>> Start

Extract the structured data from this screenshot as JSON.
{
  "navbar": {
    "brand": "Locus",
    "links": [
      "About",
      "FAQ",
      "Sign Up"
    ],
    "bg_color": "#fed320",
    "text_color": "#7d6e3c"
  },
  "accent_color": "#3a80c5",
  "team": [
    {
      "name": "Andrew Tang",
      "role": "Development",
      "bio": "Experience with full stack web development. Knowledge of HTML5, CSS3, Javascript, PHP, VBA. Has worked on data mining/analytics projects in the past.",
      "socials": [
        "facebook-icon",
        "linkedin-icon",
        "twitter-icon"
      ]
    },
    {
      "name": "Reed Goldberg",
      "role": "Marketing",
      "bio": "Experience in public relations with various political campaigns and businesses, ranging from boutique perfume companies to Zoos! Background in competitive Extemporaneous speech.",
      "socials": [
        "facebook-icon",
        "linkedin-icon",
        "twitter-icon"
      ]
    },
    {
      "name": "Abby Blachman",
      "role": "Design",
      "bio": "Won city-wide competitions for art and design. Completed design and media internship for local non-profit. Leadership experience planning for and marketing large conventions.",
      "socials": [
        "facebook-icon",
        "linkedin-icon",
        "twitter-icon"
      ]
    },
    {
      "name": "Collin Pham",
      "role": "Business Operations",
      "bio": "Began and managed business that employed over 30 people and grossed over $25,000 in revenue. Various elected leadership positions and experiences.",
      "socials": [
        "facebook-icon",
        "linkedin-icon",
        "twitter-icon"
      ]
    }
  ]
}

>> End

## YOUR OBJECTIVE
All of the material must be reproduced exactly.

## SOLUTION FOR THIS EXERCISE
Extract the structured data from this screenshot as JSON.
{
  "navbar": {
    "brand": "Locus",
    "links": [
      "About",
      "FAQ",
      "Sign Up"
    ],
    "bg_color": "#fed320",
    "text_color": "#7d6e3c"
  },
  "accent_color": "#3a80c5",
  "team": [
    {
      "name": "Andrew Tang",
      "role": "Development",
      "bio": "Experience with full stack web development. Knowledge of HTML5, CSS3, Javascript, PHP, VBA. Has worked on data mining/analytics projects in the past.",
      "socials": [
        "facebook-icon",
        "linkedin-icon",
        "twitter-icon"
      ]
    },
    {
      "name": "Reed Goldberg",
      "role": "Marketing",
      "bio": "Experience in public relations with various political campaigns and businesses, ranging from boutique perfume companies to Zoos! Background in competitive Extemporaneous speech.",
      "socials": [
        "facebook-icon",
        "linkedin-icon",
        "twitter-icon"
      ]
    },
    {
      "name": "Abby Blachman",
      "role": "Design",
      "bio": "Won city-wide competitions for art and design. Completed design and media internship for local non-profit. Leadership experience planning for and marketing large conventions.",
      "socials": [
        "facebook-icon",
        "linkedin-icon",
        "twitter-icon"
      ]
    },
    {
      "name": "Collin Pham",
      "role": "Business Operations",
      "bio": "Began and managed business that employed over 30 people and grossed over $25,000 in revenue. Various elected leadership positions and experiences.",
      "socials": [
        "facebook-icon",
        "linkedin-icon",
        "twitter-icon"
      ]
    }
  ]
}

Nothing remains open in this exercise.